## [EXERCISE DESCRIPTION]
Spot every line with the word "repubbliche" and return it.

— START OF DATASET —

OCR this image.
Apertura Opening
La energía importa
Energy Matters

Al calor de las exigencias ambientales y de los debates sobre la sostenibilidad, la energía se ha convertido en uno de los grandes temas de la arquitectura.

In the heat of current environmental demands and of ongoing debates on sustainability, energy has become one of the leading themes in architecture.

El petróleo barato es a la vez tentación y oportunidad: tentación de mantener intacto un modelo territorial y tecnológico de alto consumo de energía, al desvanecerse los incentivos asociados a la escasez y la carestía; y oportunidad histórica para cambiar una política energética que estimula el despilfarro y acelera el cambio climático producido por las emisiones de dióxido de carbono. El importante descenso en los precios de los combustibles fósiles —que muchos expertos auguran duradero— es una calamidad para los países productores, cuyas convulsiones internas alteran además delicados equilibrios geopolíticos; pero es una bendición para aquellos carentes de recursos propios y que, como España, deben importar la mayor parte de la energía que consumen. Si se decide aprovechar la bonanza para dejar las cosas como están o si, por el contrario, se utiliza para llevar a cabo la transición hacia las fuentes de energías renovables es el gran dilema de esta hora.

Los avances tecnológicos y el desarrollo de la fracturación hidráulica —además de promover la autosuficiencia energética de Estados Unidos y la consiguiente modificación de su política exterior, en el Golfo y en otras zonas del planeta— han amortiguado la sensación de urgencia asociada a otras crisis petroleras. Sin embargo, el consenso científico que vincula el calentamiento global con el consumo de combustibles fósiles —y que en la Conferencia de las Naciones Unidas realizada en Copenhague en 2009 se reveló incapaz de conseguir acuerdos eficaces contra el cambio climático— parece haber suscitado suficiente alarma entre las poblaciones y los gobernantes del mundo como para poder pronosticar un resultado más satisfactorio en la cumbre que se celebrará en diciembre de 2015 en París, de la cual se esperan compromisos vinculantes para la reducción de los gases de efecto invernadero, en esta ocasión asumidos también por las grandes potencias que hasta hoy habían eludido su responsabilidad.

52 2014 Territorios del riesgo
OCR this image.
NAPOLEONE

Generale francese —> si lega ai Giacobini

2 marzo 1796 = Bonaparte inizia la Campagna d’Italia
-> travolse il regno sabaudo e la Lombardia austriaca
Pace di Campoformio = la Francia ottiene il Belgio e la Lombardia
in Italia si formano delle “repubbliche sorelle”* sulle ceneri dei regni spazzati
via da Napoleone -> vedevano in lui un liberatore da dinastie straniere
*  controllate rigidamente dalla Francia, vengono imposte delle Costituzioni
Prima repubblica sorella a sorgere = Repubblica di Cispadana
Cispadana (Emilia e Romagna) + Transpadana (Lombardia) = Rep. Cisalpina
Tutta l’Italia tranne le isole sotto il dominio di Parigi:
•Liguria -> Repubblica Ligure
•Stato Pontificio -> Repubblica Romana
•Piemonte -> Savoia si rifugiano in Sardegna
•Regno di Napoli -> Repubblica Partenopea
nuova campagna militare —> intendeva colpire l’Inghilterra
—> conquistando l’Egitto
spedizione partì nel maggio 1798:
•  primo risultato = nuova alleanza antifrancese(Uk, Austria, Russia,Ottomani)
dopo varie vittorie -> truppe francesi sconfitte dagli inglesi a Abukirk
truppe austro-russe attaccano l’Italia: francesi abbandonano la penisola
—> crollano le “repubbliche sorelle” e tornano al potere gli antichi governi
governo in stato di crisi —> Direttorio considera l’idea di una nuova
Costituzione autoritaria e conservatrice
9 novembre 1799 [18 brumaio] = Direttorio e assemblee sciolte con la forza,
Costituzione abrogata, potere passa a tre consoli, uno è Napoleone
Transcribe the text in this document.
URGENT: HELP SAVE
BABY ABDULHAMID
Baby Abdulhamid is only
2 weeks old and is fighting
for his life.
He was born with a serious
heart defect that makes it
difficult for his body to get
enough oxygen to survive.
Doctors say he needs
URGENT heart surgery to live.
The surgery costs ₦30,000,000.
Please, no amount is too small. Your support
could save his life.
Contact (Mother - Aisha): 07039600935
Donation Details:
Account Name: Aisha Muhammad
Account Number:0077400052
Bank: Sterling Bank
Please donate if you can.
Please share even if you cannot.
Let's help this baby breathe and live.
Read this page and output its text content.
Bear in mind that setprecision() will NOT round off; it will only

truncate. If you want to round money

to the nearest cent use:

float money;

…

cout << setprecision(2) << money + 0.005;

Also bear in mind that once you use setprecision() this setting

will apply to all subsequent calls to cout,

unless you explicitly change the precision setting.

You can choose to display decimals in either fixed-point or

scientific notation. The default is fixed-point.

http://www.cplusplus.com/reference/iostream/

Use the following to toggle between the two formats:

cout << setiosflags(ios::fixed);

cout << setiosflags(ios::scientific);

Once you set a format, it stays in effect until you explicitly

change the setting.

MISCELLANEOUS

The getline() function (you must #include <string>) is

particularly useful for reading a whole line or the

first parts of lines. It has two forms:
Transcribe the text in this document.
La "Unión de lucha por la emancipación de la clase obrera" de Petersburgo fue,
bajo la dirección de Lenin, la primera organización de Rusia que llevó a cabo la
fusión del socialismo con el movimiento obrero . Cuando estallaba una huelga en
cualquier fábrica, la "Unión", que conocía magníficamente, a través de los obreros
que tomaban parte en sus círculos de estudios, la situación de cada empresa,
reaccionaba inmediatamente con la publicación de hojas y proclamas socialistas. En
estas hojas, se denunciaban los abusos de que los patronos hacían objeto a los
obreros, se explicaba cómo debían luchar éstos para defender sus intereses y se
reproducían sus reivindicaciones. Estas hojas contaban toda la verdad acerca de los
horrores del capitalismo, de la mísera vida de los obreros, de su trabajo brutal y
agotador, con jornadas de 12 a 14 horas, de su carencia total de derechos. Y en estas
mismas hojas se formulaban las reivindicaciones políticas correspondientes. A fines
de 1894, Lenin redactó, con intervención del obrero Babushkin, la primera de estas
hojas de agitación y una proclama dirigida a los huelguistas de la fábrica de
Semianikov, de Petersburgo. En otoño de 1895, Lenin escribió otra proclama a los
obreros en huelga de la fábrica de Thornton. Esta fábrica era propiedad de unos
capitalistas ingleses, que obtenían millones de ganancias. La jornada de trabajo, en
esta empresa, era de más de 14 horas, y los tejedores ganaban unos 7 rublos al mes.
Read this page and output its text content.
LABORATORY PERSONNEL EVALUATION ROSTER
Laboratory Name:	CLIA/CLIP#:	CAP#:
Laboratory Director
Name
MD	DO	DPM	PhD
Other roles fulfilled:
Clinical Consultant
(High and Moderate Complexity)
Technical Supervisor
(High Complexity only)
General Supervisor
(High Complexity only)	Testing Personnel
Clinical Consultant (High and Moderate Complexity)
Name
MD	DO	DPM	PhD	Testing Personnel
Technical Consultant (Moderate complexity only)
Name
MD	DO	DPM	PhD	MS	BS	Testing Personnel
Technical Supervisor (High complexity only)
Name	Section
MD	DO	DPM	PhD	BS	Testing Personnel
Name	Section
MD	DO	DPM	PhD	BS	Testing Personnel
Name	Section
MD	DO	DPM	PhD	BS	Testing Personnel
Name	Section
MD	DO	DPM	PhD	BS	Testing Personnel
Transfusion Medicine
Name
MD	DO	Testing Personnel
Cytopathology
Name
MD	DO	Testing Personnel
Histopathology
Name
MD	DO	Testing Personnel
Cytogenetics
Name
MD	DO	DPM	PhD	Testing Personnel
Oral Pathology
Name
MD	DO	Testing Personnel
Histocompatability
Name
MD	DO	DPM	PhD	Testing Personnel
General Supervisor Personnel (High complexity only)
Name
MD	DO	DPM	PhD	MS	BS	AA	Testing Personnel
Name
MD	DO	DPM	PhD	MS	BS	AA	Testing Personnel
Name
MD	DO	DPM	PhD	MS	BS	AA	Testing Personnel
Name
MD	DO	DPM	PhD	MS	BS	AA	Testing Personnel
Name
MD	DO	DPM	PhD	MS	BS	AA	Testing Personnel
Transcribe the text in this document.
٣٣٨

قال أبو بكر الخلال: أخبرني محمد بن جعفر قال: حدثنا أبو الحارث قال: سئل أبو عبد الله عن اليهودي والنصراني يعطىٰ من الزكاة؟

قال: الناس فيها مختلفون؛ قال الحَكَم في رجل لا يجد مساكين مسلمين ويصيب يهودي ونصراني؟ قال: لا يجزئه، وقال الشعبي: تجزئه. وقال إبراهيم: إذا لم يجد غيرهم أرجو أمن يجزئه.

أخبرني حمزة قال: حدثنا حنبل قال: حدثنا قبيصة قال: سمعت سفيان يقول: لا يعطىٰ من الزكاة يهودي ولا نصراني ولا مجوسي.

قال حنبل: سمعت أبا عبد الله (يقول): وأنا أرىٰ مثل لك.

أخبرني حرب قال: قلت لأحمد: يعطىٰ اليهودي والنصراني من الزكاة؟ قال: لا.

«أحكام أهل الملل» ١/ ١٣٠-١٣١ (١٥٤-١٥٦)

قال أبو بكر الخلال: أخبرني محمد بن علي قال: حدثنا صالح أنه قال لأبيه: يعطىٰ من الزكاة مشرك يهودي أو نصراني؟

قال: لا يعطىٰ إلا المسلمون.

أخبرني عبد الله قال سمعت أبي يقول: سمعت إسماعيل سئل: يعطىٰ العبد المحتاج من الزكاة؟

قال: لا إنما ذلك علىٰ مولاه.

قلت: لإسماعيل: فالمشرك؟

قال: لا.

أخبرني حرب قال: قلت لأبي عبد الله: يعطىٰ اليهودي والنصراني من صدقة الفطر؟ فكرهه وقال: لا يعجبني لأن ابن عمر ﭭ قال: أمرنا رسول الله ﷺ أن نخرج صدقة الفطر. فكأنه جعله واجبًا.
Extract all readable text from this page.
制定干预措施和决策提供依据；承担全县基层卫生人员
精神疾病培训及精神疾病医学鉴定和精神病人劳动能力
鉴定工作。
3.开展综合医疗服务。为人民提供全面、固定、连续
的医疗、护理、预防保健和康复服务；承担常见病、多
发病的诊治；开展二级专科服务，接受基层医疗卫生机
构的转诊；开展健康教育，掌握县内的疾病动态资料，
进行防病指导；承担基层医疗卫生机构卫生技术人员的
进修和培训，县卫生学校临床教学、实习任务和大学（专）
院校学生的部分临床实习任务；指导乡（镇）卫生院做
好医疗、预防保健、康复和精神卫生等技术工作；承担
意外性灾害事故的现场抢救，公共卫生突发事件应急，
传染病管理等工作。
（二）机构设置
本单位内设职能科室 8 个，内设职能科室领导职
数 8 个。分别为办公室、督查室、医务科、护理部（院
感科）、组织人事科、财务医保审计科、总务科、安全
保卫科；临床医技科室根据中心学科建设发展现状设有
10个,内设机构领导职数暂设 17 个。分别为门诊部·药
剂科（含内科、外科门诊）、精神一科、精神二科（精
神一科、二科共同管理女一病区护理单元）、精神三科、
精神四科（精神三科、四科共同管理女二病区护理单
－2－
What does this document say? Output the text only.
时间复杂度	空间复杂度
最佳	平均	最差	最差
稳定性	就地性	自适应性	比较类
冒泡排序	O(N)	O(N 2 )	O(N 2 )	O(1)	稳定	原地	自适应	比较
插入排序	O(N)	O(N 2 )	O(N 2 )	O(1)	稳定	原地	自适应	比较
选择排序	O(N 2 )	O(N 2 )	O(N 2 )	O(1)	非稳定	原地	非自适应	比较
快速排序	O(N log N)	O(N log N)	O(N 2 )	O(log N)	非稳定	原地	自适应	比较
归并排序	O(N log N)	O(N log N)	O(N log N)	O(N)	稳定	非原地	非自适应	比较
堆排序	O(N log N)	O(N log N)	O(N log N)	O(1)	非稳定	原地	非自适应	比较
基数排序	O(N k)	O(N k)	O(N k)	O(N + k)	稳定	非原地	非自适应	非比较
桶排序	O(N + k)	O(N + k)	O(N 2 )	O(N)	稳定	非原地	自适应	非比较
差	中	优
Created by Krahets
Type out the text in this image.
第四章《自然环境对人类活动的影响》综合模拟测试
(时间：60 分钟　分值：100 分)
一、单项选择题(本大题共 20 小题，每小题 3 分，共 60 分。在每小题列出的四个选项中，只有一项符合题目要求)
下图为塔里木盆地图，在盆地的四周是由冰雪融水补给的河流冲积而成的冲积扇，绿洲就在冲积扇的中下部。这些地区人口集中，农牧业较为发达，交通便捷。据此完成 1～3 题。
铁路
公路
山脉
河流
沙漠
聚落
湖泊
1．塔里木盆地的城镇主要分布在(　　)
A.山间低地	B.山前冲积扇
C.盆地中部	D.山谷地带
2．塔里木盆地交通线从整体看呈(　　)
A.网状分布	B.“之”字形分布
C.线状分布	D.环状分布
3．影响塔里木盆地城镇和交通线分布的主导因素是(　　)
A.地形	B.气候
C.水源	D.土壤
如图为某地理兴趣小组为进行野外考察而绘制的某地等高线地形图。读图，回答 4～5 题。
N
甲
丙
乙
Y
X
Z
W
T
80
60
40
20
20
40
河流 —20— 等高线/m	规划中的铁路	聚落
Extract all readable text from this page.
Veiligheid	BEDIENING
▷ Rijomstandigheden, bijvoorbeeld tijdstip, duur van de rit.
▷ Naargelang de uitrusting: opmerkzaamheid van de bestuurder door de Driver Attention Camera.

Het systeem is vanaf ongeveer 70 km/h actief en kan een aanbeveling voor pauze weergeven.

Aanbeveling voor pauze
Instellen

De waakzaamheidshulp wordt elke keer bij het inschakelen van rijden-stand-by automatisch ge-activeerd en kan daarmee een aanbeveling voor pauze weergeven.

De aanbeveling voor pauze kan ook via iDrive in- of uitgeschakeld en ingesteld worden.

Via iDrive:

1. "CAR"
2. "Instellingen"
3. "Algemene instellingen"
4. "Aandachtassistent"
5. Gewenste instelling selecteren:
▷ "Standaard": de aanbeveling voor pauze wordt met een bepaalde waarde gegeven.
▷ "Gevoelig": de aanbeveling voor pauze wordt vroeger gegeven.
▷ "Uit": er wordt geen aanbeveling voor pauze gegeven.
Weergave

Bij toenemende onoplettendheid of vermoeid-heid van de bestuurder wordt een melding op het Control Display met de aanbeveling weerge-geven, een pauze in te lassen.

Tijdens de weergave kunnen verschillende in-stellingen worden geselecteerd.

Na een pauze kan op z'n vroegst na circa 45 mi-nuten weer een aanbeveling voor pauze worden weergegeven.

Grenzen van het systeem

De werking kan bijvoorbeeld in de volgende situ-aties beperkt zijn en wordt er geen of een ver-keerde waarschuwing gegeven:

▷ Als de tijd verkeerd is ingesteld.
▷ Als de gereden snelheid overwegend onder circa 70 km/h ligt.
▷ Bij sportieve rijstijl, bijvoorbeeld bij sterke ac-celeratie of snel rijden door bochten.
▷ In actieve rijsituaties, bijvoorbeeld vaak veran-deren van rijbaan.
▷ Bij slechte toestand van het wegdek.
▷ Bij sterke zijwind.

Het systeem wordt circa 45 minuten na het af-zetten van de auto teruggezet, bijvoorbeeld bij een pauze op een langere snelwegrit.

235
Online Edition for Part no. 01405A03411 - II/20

— END OF DATASET —

## [SOLUTION TO THE EXERCISE]
in Italia si formano delle “repubbliche sorelle”* sulle ceneri dei regni spazzati
—> crollano le “repubbliche sorelle” e tornano al potere gli antichi governi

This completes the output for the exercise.